START Data shown
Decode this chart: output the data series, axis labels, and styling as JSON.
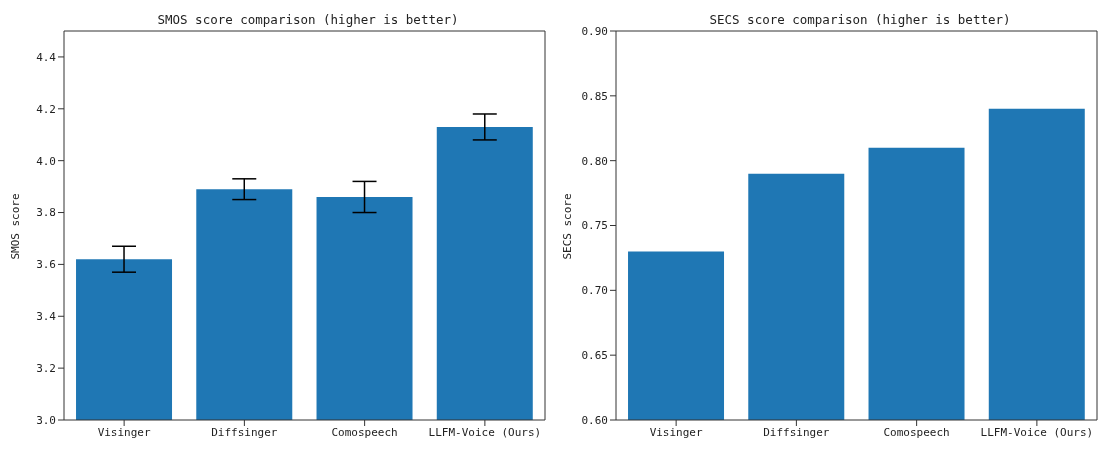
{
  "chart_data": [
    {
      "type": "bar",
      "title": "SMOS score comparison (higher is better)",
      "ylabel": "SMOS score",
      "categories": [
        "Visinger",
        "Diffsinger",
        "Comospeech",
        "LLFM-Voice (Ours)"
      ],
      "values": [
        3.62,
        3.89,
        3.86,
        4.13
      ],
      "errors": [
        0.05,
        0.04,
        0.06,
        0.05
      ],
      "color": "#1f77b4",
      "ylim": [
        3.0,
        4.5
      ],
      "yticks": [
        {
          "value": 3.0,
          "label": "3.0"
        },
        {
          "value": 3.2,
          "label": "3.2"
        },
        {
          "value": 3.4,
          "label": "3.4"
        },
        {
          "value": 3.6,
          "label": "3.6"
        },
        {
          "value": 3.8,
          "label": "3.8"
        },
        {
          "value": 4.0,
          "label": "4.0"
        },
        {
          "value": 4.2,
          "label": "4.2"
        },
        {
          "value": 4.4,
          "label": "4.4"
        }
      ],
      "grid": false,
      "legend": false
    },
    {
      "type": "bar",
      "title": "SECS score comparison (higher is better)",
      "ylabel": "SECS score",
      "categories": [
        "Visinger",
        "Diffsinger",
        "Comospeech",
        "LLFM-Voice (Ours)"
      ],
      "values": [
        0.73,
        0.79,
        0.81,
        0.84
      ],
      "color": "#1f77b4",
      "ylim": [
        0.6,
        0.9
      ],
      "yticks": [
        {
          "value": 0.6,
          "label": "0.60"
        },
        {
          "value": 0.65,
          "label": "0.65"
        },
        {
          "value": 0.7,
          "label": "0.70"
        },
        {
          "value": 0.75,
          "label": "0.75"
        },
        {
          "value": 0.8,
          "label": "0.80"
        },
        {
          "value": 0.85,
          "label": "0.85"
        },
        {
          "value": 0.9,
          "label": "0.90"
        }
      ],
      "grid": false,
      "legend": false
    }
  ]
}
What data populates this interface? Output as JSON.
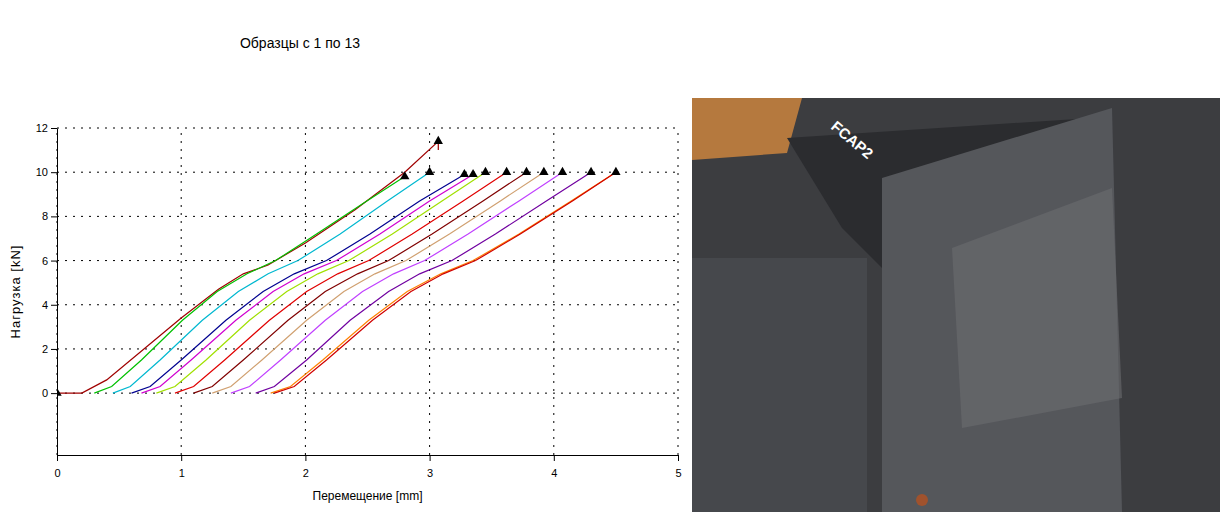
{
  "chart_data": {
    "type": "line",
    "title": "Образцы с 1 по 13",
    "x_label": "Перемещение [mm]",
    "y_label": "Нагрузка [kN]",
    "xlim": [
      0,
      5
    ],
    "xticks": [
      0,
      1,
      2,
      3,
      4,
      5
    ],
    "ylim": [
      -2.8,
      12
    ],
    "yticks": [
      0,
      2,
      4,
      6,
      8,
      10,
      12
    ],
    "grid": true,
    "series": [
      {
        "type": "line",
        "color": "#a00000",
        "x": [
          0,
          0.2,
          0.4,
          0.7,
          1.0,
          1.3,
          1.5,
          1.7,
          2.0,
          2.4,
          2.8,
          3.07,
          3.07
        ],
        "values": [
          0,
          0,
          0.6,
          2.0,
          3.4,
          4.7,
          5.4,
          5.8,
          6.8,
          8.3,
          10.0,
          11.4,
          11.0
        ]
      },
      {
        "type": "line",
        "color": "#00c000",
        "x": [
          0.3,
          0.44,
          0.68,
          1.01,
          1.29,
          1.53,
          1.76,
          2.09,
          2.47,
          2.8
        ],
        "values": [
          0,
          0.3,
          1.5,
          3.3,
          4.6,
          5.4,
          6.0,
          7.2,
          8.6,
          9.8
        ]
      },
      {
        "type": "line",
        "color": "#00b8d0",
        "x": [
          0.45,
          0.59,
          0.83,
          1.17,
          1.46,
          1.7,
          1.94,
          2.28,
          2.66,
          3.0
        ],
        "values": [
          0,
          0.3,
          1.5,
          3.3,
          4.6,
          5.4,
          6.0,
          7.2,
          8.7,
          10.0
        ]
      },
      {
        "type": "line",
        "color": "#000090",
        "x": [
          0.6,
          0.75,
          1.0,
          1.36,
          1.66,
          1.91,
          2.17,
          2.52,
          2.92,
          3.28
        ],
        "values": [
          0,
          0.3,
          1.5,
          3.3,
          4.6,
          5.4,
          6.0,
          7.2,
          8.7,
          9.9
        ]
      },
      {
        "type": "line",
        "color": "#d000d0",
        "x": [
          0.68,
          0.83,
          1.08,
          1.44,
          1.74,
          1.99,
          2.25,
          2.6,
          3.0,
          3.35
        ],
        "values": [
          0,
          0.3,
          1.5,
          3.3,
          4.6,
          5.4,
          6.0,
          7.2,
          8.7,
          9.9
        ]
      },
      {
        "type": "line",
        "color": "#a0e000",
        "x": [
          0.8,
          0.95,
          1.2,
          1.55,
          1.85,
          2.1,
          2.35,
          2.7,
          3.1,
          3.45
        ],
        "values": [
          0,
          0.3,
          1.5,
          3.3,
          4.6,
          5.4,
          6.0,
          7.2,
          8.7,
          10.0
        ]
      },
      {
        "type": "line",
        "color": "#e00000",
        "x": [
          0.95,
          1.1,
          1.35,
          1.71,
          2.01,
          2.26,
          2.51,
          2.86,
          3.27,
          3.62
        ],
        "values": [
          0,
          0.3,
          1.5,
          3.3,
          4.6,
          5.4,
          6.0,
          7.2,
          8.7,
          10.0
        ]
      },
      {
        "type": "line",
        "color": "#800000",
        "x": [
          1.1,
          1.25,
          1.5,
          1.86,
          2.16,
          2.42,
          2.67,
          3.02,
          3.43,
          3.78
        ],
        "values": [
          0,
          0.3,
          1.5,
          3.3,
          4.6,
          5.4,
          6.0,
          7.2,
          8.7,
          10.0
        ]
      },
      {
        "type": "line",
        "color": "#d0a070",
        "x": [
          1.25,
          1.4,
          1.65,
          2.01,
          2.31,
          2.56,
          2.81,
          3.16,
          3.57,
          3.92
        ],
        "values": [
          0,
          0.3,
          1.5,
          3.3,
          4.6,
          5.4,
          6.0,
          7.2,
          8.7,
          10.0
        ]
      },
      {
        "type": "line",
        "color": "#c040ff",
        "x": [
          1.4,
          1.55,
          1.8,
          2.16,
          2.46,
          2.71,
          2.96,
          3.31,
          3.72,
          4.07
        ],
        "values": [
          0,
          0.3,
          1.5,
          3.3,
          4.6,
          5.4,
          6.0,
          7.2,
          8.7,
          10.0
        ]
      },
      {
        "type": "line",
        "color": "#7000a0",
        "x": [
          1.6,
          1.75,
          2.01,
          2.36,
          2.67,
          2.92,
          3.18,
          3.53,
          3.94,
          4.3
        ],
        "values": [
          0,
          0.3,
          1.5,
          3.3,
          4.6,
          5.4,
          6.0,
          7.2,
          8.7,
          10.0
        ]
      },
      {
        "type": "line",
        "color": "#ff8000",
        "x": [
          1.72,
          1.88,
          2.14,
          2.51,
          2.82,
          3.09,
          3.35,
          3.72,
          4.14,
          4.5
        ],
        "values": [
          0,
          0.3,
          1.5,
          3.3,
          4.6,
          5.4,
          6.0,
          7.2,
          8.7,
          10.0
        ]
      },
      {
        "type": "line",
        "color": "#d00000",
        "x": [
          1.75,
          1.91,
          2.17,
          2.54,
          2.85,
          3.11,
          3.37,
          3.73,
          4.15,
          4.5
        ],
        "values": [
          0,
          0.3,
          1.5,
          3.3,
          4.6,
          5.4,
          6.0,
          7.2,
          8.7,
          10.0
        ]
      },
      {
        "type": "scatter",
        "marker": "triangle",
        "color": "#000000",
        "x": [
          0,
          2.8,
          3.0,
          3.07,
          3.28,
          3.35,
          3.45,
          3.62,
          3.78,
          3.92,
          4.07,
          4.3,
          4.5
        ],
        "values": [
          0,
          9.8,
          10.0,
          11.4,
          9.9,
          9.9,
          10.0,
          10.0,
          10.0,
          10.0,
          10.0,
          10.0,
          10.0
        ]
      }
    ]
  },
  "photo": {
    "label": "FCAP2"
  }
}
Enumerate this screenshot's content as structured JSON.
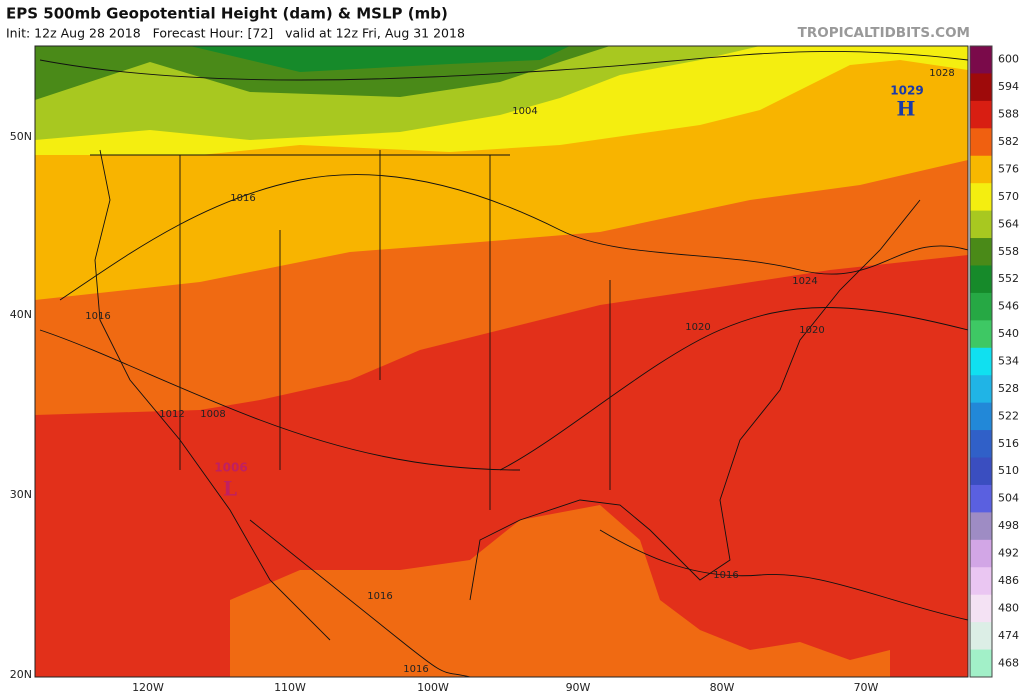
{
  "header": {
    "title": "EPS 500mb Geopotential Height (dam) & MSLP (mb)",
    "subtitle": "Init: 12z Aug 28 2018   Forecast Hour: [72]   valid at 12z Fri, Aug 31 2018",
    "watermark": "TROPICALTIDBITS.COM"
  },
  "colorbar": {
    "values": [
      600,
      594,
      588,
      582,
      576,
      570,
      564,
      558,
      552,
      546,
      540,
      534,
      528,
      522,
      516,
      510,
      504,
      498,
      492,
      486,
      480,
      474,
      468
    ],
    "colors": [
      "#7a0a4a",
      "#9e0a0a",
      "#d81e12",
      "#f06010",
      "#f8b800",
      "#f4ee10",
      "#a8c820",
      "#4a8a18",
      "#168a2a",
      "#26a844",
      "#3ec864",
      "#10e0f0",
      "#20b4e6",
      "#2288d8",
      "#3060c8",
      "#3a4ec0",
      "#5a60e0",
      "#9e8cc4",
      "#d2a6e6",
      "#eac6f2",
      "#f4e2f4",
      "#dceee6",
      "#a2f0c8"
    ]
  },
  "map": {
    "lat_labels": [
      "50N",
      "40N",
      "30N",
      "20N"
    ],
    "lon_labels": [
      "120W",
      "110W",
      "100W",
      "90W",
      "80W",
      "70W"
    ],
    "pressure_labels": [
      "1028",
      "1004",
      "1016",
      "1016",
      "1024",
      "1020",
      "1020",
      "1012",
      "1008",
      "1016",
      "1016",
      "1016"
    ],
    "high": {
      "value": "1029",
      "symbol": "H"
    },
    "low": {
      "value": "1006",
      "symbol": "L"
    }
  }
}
END Data shown
Output exactly the lines from the line with "Enumerate this screenshot's" to the last line of the records, including both, and leave every picture out.

■ Written answer:
Enumerate this screenshot's content as structured JSON.
{
  "header": {
    "title": "EPS 500mb Geopotential Height (dam) & MSLP (mb)",
    "subtitle": "Init: 12z Aug 28 2018   Forecast Hour: [72]   valid at 12z Fri, Aug 31 2018",
    "watermark": "TROPICALTIDBITS.COM"
  },
  "colorbar": {
    "values": [
      600,
      594,
      588,
      582,
      576,
      570,
      564,
      558,
      552,
      546,
      540,
      534,
      528,
      522,
      516,
      510,
      504,
      498,
      492,
      486,
      480,
      474,
      468
    ],
    "colors": [
      "#7a0a4a",
      "#9e0a0a",
      "#d81e12",
      "#f06010",
      "#f8b800",
      "#f4ee10",
      "#a8c820",
      "#4a8a18",
      "#168a2a",
      "#26a844",
      "#3ec864",
      "#10e0f0",
      "#20b4e6",
      "#2288d8",
      "#3060c8",
      "#3a4ec0",
      "#5a60e0",
      "#9e8cc4",
      "#d2a6e6",
      "#eac6f2",
      "#f4e2f4",
      "#dceee6",
      "#a2f0c8"
    ]
  },
  "map": {
    "lat_labels": [
      "50N",
      "40N",
      "30N",
      "20N"
    ],
    "lon_labels": [
      "120W",
      "110W",
      "100W",
      "90W",
      "80W",
      "70W"
    ],
    "pressure_labels": [
      "1028",
      "1004",
      "1016",
      "1016",
      "1024",
      "1020",
      "1020",
      "1012",
      "1008",
      "1016",
      "1016",
      "1016"
    ],
    "high": {
      "value": "1029",
      "symbol": "H"
    },
    "low": {
      "value": "1006",
      "symbol": "L"
    }
  }
}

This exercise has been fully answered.